What you should do: All of the material should be reproduced exactly, with pictures left out.

Records provided:

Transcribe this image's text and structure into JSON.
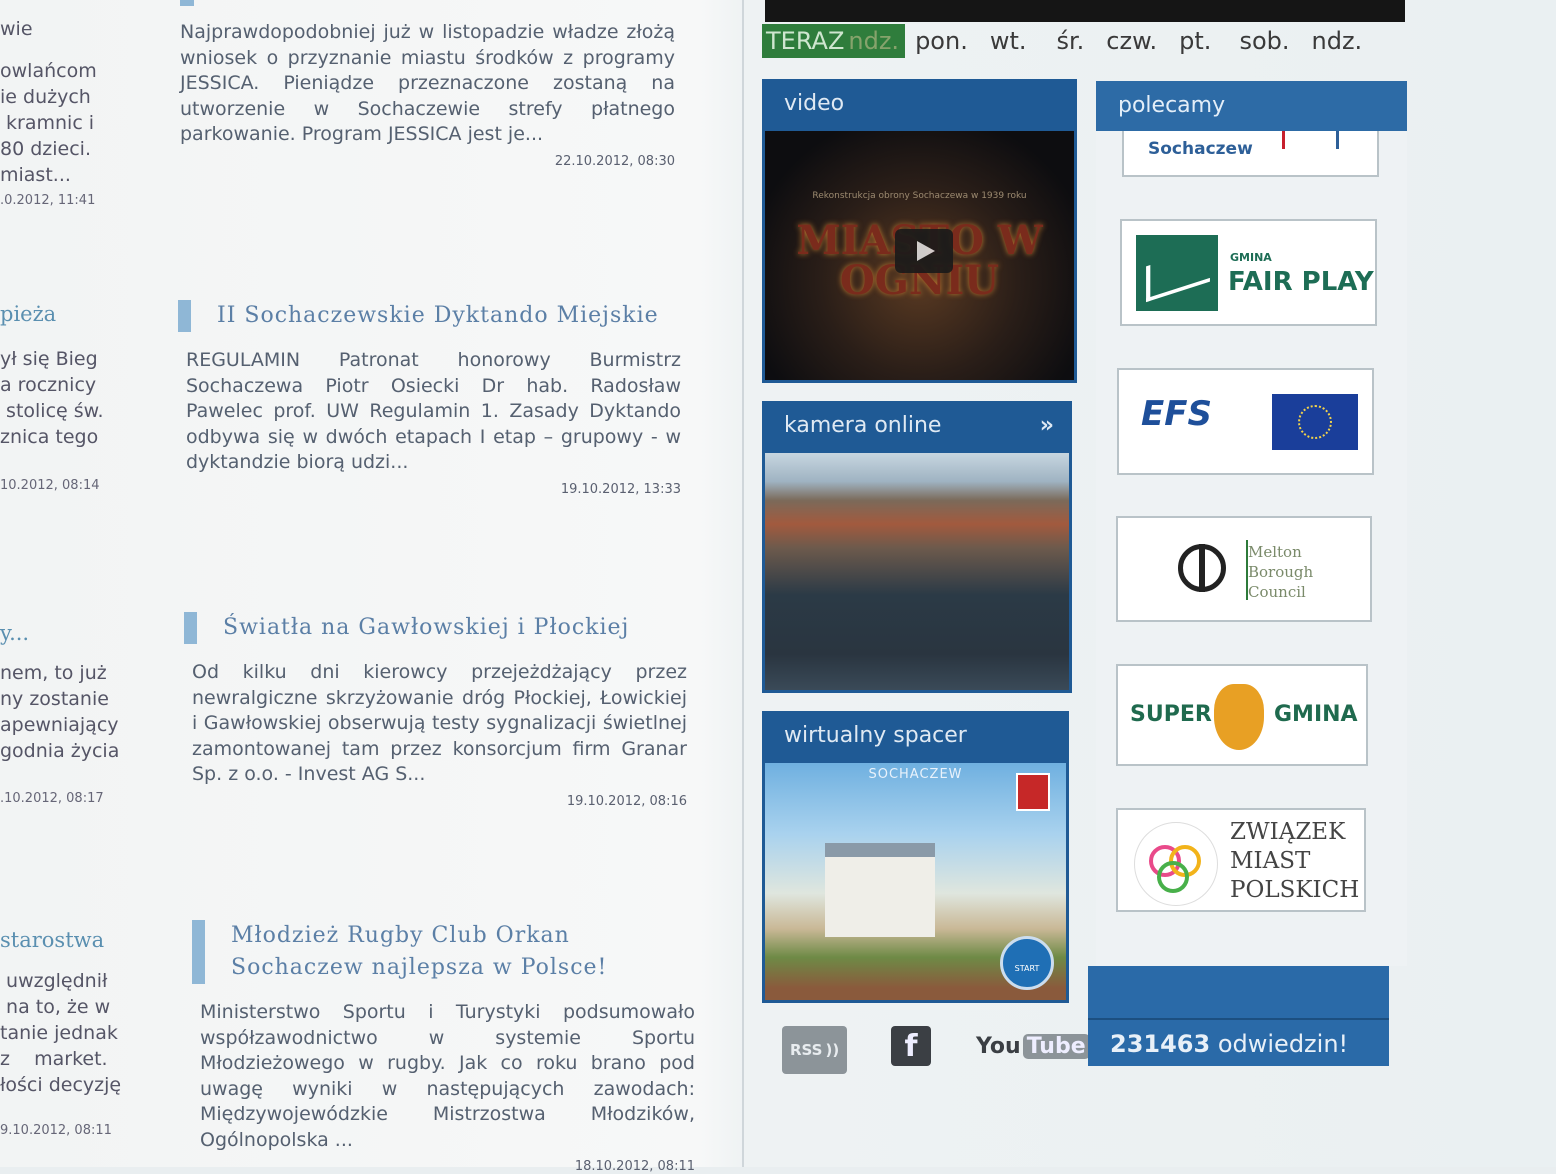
{
  "left_column": {
    "items": [
      {
        "lines": [
          "wie",
          "",
          "owlańcom",
          "ie dużych",
          " kramnic i",
          "80 dzieci.",
          "miast...",
          ""
        ],
        "date": ".0.2012, 11:41"
      },
      {
        "title": "pieża",
        "lines": [
          "ył się Bieg",
          "a rocznicy",
          " stolicę św.",
          "znica tego"
        ],
        "date": "10.2012, 08:14"
      },
      {
        "title": "y...",
        "lines": [
          "nem, to już",
          "ny zostanie",
          "apewniający",
          "godnia życia"
        ],
        "date": ".10.2012, 08:17"
      },
      {
        "title": "starostwa",
        "lines": [
          " uwzględnił",
          " na to, że w",
          "tanie jednak",
          "z    market.",
          "łości decyzję"
        ],
        "date": "9.10.2012, 08:11"
      }
    ]
  },
  "news": [
    {
      "title": "",
      "body": "Najprawdopodobniej już w listopadzie władze złożą wniosek o przyznanie miastu środków z programy JESSICA. Pieniądze przeznaczone zostaną na utworzenie w Sochaczewie strefy płatnego parkowanie. Program JESSICA jest je...",
      "date": "22.10.2012, 08:30"
    },
    {
      "title": "II Sochaczewskie Dyktando Miejskie",
      "body": "REGULAMIN Patronat honorowy Burmistrz Sochaczewa Piotr Osiecki Dr hab. Radosław Pawelec prof. UW  Regulamin  1. Zasady Dyktando odbywa się w dwóch etapach  I etap – grupowy - w dyktandzie biorą udzi...",
      "date": "19.10.2012, 13:33"
    },
    {
      "title": "Światła na Gawłowskiej i Płockiej",
      "body": "Od kilku dni kierowcy przejeżdżający przez newralgiczne skrzyżowanie dróg Płockiej, Łowickiej i Gawłowskiej obserwują testy sygnalizacji świetlnej zamontowanej tam przez konsorcjum firm Granar Sp. z o.o. - Invest AG S...",
      "date": "19.10.2012, 08:16"
    },
    {
      "title": "Młodzież Rugby Club Orkan Sochaczew najlepsza w Polsce!",
      "body": "Ministerstwo Sportu i Turystyki podsumowało współzawodnictwo w systemie Sportu Młodzieżowego w rugby. Jak co roku brano pod uwagę wyniki w następujących zawodach: Międzywojewódzkie Mistrzostwa Młodzików, Ogólnopolska ...",
      "date": "18.10.2012, 08:11"
    }
  ],
  "weather": {
    "now_label": "TERAZ",
    "now_day": "ndz.",
    "days": [
      "pon.",
      "wt.",
      "śr.",
      "czw.",
      "pt.",
      "sob.",
      "ndz."
    ]
  },
  "widgets": {
    "video": {
      "label": "video",
      "caption": "Rekonstrukcja obrony Sochaczewa w 1939 roku",
      "big_text": "MIASTO W OGNIU"
    },
    "camera": {
      "label": "kamera online",
      "arrow": "»"
    },
    "spacer": {
      "label": "wirtualny spacer",
      "town": "SOCHACZEW",
      "start": "START"
    }
  },
  "social": {
    "rss": "RSS",
    "facebook": "f",
    "youtube_you": "You",
    "youtube_tube": "Tube"
  },
  "recommended": {
    "header": "polecamy",
    "banners": {
      "top_partial": "Sochaczew",
      "fairplay_small": "GMINA",
      "fairplay_big": "FAIR PLAY",
      "efs": "EFS",
      "melton": [
        "Melton",
        "Borough",
        "Council"
      ],
      "super": "SUPER",
      "gmina": "GMINA",
      "zmp": [
        "ZWIĄZEK",
        "MIAST",
        "POLSKICH"
      ]
    }
  },
  "stats": {
    "count": "231463",
    "label": "odwiedzin!"
  },
  "colors": {
    "brand_blue": "#1f5a95",
    "accent_light_blue": "#8fb7d6",
    "weather_green": "#2f7d3c"
  }
}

Solved exercise:
Transcribe this image's text and structure into JSON.
{
  "left_column": {
    "items": [
      {
        "lines": [
          "wie",
          "",
          "owlańcom",
          "ie dużych",
          " kramnic i",
          "80 dzieci.",
          "miast...",
          ""
        ],
        "date": ".0.2012, 11:41"
      },
      {
        "title": "pieża",
        "lines": [
          "ył się Bieg",
          "a rocznicy",
          " stolicę św.",
          "znica tego"
        ],
        "date": "10.2012, 08:14"
      },
      {
        "title": "y...",
        "lines": [
          "nem, to już",
          "ny zostanie",
          "apewniający",
          "godnia życia"
        ],
        "date": ".10.2012, 08:17"
      },
      {
        "title": "starostwa",
        "lines": [
          " uwzględnił",
          " na to, że w",
          "tanie jednak",
          "z    market.",
          "łości decyzję"
        ],
        "date": "9.10.2012, 08:11"
      }
    ]
  },
  "news": [
    {
      "title": "",
      "body": "Najprawdopodobniej już w listopadzie władze złożą wniosek o przyznanie miastu środków z programy JESSICA. Pieniądze przeznaczone zostaną na utworzenie w Sochaczewie strefy płatnego parkowanie. Program JESSICA jest je...",
      "date": "22.10.2012, 08:30"
    },
    {
      "title": "II Sochaczewskie Dyktando Miejskie",
      "body": "REGULAMIN Patronat honorowy Burmistrz Sochaczewa Piotr Osiecki Dr hab. Radosław Pawelec prof. UW  Regulamin  1. Zasady Dyktando odbywa się w dwóch etapach  I etap – grupowy - w dyktandzie biorą udzi...",
      "date": "19.10.2012, 13:33"
    },
    {
      "title": "Światła na Gawłowskiej i Płockiej",
      "body": "Od kilku dni kierowcy przejeżdżający przez newralgiczne skrzyżowanie dróg Płockiej, Łowickiej i Gawłowskiej obserwują testy sygnalizacji świetlnej zamontowanej tam przez konsorcjum firm Granar Sp. z o.o. - Invest AG S...",
      "date": "19.10.2012, 08:16"
    },
    {
      "title": "Młodzież Rugby Club Orkan Sochaczew najlepsza w Polsce!",
      "body": "Ministerstwo Sportu i Turystyki podsumowało współzawodnictwo w systemie Sportu Młodzieżowego w rugby. Jak co roku brano pod uwagę wyniki w następujących zawodach: Międzywojewódzkie Mistrzostwa Młodzików, Ogólnopolska ...",
      "date": "18.10.2012, 08:11"
    }
  ],
  "weather": {
    "now_label": "TERAZ",
    "now_day": "ndz.",
    "days": [
      "pon.",
      "wt.",
      "śr.",
      "czw.",
      "pt.",
      "sob.",
      "ndz."
    ]
  },
  "widgets": {
    "video": {
      "label": "video",
      "caption": "Rekonstrukcja obrony Sochaczewa w 1939 roku",
      "big_text": "MIASTO W OGNIU"
    },
    "camera": {
      "label": "kamera online",
      "arrow": "»"
    },
    "spacer": {
      "label": "wirtualny spacer",
      "town": "SOCHACZEW",
      "start": "START"
    }
  },
  "social": {
    "rss": "RSS",
    "facebook": "f",
    "youtube_you": "You",
    "youtube_tube": "Tube"
  },
  "recommended": {
    "header": "polecamy",
    "banners": {
      "top_partial": "Sochaczew",
      "fairplay_small": "GMINA",
      "fairplay_big": "FAIR PLAY",
      "efs": "EFS",
      "melton": [
        "Melton",
        "Borough",
        "Council"
      ],
      "super": "SUPER",
      "gmina": "GMINA",
      "zmp": [
        "ZWIĄZEK",
        "MIAST",
        "POLSKICH"
      ]
    }
  },
  "stats": {
    "count": "231463",
    "label": "odwiedzin!"
  },
  "colors": {
    "brand_blue": "#1f5a95",
    "accent_light_blue": "#8fb7d6",
    "weather_green": "#2f7d3c"
  }
}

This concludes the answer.